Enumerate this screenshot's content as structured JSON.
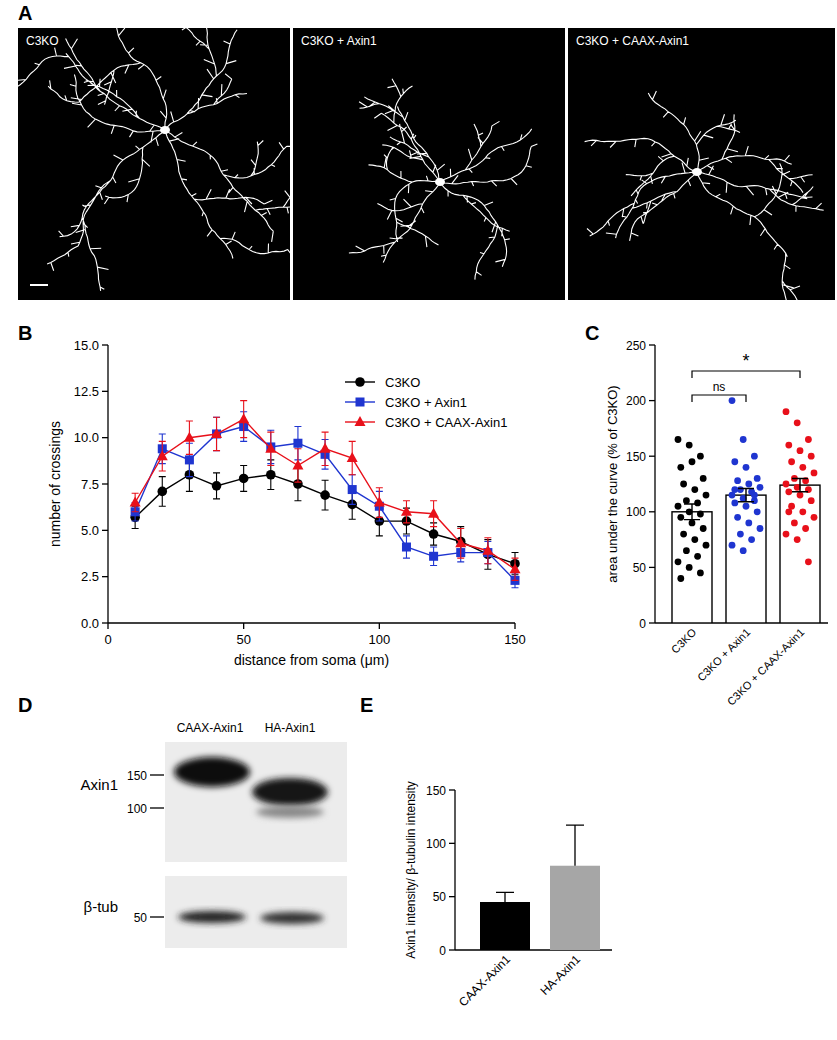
{
  "chart_data": [
    {
      "type": "image",
      "label": "A",
      "panels": [
        "C3KO",
        "C3KO + Axin1",
        "C3KO + CAAX-Axin1"
      ]
    },
    {
      "type": "line",
      "label": "B",
      "x": [
        10,
        20,
        30,
        40,
        50,
        60,
        70,
        80,
        90,
        100,
        110,
        120,
        130,
        140,
        150
      ],
      "xlim": [
        0,
        150
      ],
      "ylim": [
        0,
        15
      ],
      "xticks": [
        0,
        50,
        100,
        150
      ],
      "yticks": [
        {
          "value": 0,
          "label": "0.0"
        },
        {
          "value": 2.5,
          "label": "2.5"
        },
        {
          "value": 5,
          "label": "5.0"
        },
        {
          "value": 7.5,
          "label": "7.5"
        },
        {
          "value": 10,
          "label": "10.0"
        },
        {
          "value": 12.5,
          "label": "12.5"
        },
        {
          "value": 15,
          "label": "15.0"
        }
      ],
      "x_label": "distance from soma (μm)",
      "y_label": "number of crossings",
      "legend": "upper right",
      "series": [
        {
          "name": "C3KO",
          "color": "#000000",
          "marker": "circle",
          "values": [
            5.7,
            7.1,
            8.0,
            7.4,
            7.8,
            8.0,
            7.5,
            6.9,
            6.4,
            5.5,
            5.5,
            4.8,
            4.4,
            3.7,
            3.2
          ],
          "errors": [
            0.6,
            0.8,
            0.9,
            0.7,
            0.7,
            0.8,
            0.9,
            0.8,
            0.8,
            0.8,
            0.7,
            0.6,
            0.8,
            0.8,
            0.6
          ]
        },
        {
          "name": "C3KO + Axin1",
          "color": "#1f35d0",
          "marker": "square",
          "values": [
            6.0,
            9.4,
            8.8,
            10.2,
            10.6,
            9.5,
            9.7,
            9.1,
            7.2,
            6.3,
            4.1,
            3.6,
            3.8,
            3.8,
            2.3
          ],
          "errors": [
            0.5,
            0.8,
            0.9,
            0.9,
            0.8,
            0.9,
            0.9,
            0.8,
            0.8,
            0.8,
            0.6,
            0.5,
            0.5,
            0.6,
            0.4
          ]
        },
        {
          "name": "C3KO + CAAX-Axin1",
          "color": "#e8101a",
          "marker": "triangle",
          "values": [
            6.5,
            9.0,
            10.0,
            10.2,
            11.0,
            9.4,
            8.5,
            9.4,
            8.9,
            6.5,
            6.0,
            5.9,
            4.3,
            3.9,
            2.9
          ],
          "errors": [
            0.5,
            0.8,
            0.9,
            0.9,
            1.0,
            0.9,
            0.9,
            0.9,
            0.9,
            0.8,
            0.6,
            0.7,
            0.8,
            0.7,
            0.6
          ]
        }
      ]
    },
    {
      "type": "bar",
      "label": "C",
      "categories": [
        "C3KO",
        "C3KO + Axin1",
        "C3KO + CAAX-Axin1"
      ],
      "values": [
        100,
        115,
        124
      ],
      "errors": [
        7,
        6,
        6
      ],
      "colors": [
        "#000000",
        "#1f35d0",
        "#e8101a"
      ],
      "points": [
        [
          165,
          160,
          150,
          140,
          145,
          130,
          125,
          120,
          115,
          110,
          108,
          105,
          100,
          98,
          95,
          90,
          85,
          80,
          75,
          70,
          65,
          60,
          55,
          50,
          45,
          40
        ],
        [
          200,
          165,
          150,
          145,
          140,
          130,
          128,
          125,
          122,
          120,
          118,
          115,
          112,
          110,
          108,
          105,
          100,
          95,
          90,
          85,
          80,
          75,
          70,
          65,
          115,
          120
        ],
        [
          190,
          180,
          165,
          160,
          155,
          150,
          145,
          140,
          135,
          130,
          128,
          125,
          122,
          120,
          118,
          115,
          110,
          105,
          100,
          95,
          90,
          85,
          80,
          75,
          55,
          100
        ]
      ],
      "ylim": [
        0,
        250
      ],
      "yticks": [
        0,
        50,
        100,
        150,
        200,
        250
      ],
      "y_label": "area under the curve (% of C3KO)",
      "annotations": [
        {
          "from": 0,
          "to": 1,
          "text": "ns"
        },
        {
          "from": 0,
          "to": 2,
          "text": "*"
        }
      ]
    },
    {
      "type": "blot",
      "label": "D",
      "lanes": [
        "CAAX-Axin1",
        "HA-Axin1"
      ],
      "rows": [
        {
          "name": "Axin1",
          "markers": [
            150,
            100
          ]
        },
        {
          "name": "β-tub",
          "markers": [
            50
          ]
        }
      ]
    },
    {
      "type": "bar",
      "label": "E",
      "categories": [
        "CAAX-Axin1",
        "HA-Axin1"
      ],
      "values": [
        45,
        79
      ],
      "errors": [
        9,
        38
      ],
      "colors": [
        "#000000",
        "#a6a6a6"
      ],
      "ylim": [
        0,
        150
      ],
      "yticks": [
        0,
        50,
        100,
        150
      ],
      "y_label": "Axin1 intensity/ β-tubulin intensity"
    }
  ]
}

::::::

_Given request:_ List all lines holding the string "name".

_Task output:_
          "name": "C3KO",
          "name": "C3KO + Axin1",
          "name": "C3KO + CAAX-Axin1",
          "name": "Axin1",
          "name": "β-tub",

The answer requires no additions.